» **Records supplied**:
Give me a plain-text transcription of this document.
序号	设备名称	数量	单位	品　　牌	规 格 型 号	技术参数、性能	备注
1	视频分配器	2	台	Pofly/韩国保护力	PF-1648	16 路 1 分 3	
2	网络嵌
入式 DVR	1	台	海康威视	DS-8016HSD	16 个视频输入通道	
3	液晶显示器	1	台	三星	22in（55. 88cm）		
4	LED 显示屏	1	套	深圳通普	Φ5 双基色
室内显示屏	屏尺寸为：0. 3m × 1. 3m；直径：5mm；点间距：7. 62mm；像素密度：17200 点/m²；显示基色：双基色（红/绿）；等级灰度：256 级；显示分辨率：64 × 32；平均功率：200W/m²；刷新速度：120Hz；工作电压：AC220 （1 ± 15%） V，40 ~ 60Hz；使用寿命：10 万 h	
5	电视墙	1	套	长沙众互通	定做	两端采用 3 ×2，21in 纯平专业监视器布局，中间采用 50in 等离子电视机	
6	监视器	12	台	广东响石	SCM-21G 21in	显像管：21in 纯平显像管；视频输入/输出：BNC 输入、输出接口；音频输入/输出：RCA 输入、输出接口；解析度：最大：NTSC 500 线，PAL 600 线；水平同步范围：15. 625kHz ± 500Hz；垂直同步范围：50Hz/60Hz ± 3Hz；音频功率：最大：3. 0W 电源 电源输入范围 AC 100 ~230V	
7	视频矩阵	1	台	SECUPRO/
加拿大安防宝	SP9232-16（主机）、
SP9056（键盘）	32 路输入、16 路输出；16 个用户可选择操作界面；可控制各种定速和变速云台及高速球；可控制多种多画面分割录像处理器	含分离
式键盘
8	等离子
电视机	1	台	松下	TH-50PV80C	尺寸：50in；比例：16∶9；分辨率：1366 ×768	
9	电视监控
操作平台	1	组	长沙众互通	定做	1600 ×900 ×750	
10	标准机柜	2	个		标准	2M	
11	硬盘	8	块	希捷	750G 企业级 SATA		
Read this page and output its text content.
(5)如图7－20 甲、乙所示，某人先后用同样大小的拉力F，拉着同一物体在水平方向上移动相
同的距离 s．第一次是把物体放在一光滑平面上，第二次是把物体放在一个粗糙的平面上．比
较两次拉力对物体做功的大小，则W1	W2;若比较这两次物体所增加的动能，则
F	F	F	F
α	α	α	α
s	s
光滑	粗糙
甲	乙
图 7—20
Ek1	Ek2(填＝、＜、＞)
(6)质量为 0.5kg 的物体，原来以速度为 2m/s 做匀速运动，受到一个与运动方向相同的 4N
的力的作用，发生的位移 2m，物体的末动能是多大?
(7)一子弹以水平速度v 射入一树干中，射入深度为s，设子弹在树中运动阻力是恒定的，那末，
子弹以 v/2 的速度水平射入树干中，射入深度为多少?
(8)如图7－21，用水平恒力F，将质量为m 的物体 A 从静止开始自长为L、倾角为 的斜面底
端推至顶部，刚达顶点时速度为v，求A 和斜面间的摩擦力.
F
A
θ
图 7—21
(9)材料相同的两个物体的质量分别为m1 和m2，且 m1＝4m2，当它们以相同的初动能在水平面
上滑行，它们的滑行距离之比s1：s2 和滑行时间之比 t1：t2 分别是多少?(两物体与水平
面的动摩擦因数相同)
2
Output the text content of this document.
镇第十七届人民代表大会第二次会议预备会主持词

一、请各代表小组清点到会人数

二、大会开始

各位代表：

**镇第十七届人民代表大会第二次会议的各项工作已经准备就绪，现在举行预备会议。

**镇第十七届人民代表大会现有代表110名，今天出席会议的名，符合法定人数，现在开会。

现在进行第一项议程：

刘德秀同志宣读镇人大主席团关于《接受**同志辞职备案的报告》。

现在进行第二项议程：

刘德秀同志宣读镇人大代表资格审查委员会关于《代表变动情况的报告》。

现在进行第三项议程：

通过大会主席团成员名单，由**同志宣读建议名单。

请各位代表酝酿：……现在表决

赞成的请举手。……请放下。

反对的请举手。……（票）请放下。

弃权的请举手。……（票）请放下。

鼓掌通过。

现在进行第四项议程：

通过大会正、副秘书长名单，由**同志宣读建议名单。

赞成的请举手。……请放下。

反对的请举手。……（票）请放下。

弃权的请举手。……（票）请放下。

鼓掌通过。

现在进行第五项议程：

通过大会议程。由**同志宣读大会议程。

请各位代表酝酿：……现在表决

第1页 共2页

» **Exercise directions**: Write out every line of the listing that holds the word "长沙众互通".

» **Complete response**:
5	电视墙	1	套	长沙众互通	定做	两端采用 3 ×2，21in 纯平专业监视器布局，中间采用 50in 等离子电视机	
操作平台	1	组	长沙众互通	定做	1600 ×900 ×750	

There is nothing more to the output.